* [GIVEN TASK]
Transcribe the material exactly. Images do not belong in the copy.

* [MATERIAL TO PROCESS]

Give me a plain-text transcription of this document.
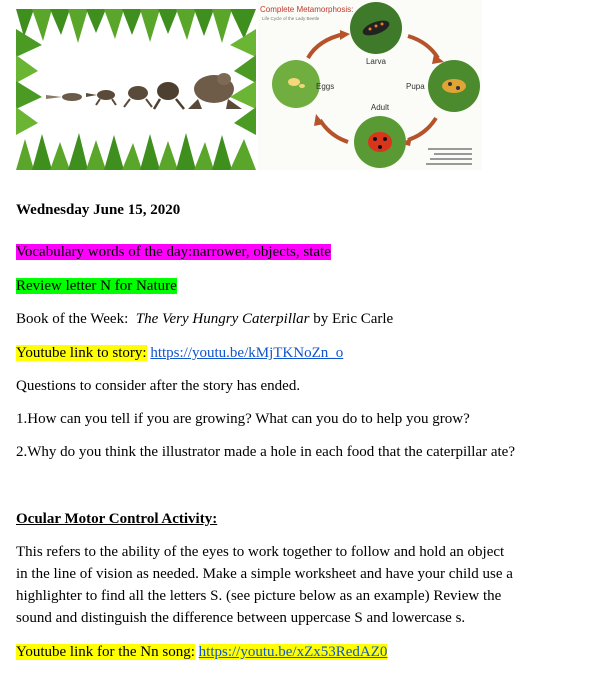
Complete Metamorphosis:
Life Cycle of the Lady Beetle
Larva
Eggs	Pupa
Adult
Wednesday June 15, 2020
Vocabulary words of the day:narrower, objects, state
Review letter N for Nature
Book of the Week:  The Very Hungry Caterpillar by Eric Carle
Youtube link to story: https://youtu.be/kMjTKNoZn_o
Questions to consider after the story has ended.
1.How can you tell if you are growing? What can you do to help you grow?
2.Why do you think the illustrator made a hole in each food that the caterpillar ate?
Ocular Motor Control Activity:
This refers to the ability of the eyes to work together to follow and hold an object
in the line of vision as needed. Make a simple worksheet and have your child use a
highlighter to find all the letters S. (see picture below as an example) Review the
sound and distinguish the difference between uppercase S and lowercase s.
Youtube link for the Nn song: https://youtu.be/xZx53RedAZ0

* [OUTPUT OF THE EXERCISE]
Give me a plain-text transcription of this document.
Complete Metamorphosis:
Life Cycle of the Lady Beetle
Larva
Eggs	Pupa
Adult
Wednesday June 15, 2020
Vocabulary words of the day:narrower, objects, state
Review letter N for Nature
Book of the Week:  The Very Hungry Caterpillar by Eric Carle
Youtube link to story: https://youtu.be/kMjTKNoZn_o
Questions to consider after the story has ended.
1.How can you tell if you are growing? What can you do to help you grow?
2.Why do you think the illustrator made a hole in each food that the caterpillar ate?
Ocular Motor Control Activity:
This refers to the ability of the eyes to work together to follow and hold an object
in the line of vision as needed. Make a simple worksheet and have your child use a
highlighter to find all the letters S. (see picture below as an example) Review the
sound and distinguish the difference between uppercase S and lowercase s.
Youtube link for the Nn song: https://youtu.be/xZx53RedAZ0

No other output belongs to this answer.